[Entries from a visual dataset]
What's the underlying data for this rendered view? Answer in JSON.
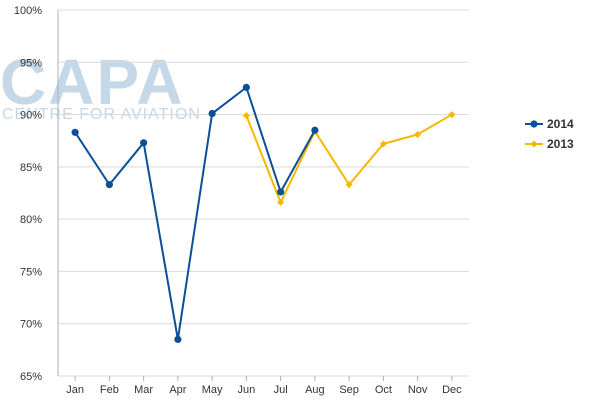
{
  "watermark": {
    "brand": "CAPA",
    "tagline": "CENTRE FOR AVIATION"
  },
  "chart_data": {
    "type": "line",
    "title": "",
    "xlabel": "",
    "ylabel": "",
    "categories": [
      "Jan",
      "Feb",
      "Mar",
      "Apr",
      "May",
      "Jun",
      "Jul",
      "Aug",
      "Sep",
      "Oct",
      "Nov",
      "Dec"
    ],
    "y_ticks": [
      "65%",
      "70%",
      "75%",
      "80%",
      "85%",
      "90%",
      "95%",
      "100%"
    ],
    "ylim": [
      65,
      100
    ],
    "grid": true,
    "legend_position": "right",
    "series": [
      {
        "name": "2014",
        "color": "#0b4f96",
        "marker": "circle",
        "values": [
          88.3,
          83.3,
          87.3,
          68.5,
          90.1,
          92.6,
          82.6,
          88.5,
          null,
          null,
          null,
          null
        ]
      },
      {
        "name": "2013",
        "color": "#f5b800",
        "marker": "diamond",
        "values": [
          null,
          null,
          null,
          null,
          null,
          89.9,
          81.6,
          88.4,
          83.3,
          87.2,
          88.1,
          90.0
        ]
      }
    ]
  }
}
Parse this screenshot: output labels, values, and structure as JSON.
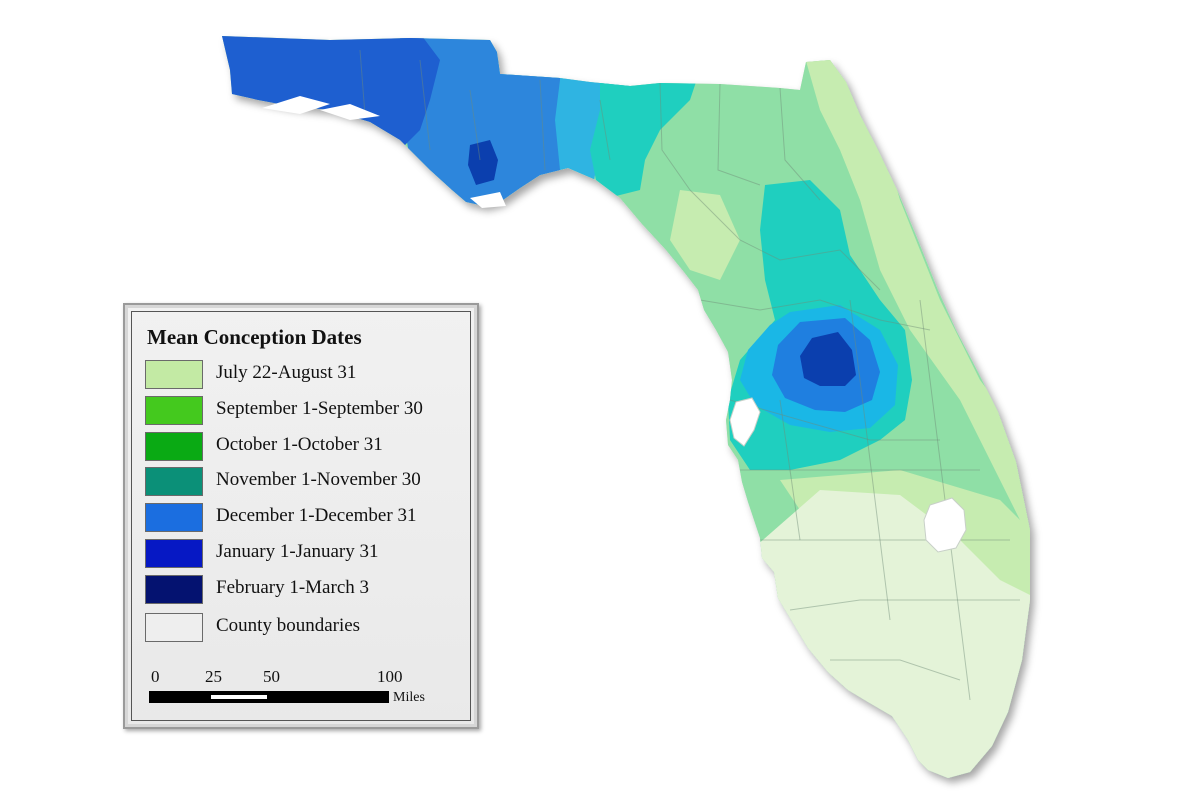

> What to work on: Check each line of the material above for "this" and say how many lines contain it, giving the number alone.

> The output: 2